What the exercise asks:
Please pull out every line that includes the string "your".
-*-*-
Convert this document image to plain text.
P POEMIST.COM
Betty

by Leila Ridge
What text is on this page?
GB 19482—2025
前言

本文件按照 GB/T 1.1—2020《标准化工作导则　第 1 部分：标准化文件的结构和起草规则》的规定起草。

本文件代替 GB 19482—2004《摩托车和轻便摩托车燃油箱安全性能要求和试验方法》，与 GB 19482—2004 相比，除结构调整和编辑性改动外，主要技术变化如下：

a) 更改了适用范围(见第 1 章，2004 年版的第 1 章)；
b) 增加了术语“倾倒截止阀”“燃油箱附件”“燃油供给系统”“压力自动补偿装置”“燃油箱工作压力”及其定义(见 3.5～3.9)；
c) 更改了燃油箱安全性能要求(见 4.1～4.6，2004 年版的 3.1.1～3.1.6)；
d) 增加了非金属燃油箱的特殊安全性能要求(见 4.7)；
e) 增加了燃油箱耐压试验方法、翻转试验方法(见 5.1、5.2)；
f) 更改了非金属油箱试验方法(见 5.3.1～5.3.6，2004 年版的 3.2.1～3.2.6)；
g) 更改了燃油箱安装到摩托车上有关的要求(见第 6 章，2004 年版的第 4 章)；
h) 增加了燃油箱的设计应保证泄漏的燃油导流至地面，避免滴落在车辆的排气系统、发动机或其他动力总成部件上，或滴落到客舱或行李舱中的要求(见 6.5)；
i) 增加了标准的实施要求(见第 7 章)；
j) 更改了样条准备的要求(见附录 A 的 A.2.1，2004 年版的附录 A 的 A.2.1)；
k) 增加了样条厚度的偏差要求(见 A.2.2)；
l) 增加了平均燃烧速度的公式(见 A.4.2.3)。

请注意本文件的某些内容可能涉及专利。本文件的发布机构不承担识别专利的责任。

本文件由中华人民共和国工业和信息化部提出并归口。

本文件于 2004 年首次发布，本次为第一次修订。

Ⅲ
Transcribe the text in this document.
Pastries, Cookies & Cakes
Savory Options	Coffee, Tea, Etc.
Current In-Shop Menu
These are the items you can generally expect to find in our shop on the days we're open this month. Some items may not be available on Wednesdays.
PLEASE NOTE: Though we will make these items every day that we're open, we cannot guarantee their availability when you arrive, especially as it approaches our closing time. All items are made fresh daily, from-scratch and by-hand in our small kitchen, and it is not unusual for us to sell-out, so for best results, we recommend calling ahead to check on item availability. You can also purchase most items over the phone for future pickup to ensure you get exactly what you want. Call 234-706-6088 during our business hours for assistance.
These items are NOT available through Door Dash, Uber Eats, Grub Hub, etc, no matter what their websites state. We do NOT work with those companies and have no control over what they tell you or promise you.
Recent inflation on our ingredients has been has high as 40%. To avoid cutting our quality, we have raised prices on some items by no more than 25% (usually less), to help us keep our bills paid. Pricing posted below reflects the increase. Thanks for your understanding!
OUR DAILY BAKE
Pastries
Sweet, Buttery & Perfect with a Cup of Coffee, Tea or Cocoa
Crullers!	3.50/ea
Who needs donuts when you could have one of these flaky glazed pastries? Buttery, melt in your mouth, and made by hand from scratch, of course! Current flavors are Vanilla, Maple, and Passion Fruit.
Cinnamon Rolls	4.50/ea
-*-*-
In response:
Recent inflation on our ingredients has been has high as 40%. To avoid cutting our quality, we have raised prices on some items by no more than 25% (usually less), to help us keep our bills paid. Pricing posted below reflects the increase. Thanks for your understanding!
Who needs donuts when you could have one of these flaky glazed pastries? Buttery, melt in your mouth, and made by hand from scratch, of course! Current flavors are Vanilla, Maple, and Passion Fruit.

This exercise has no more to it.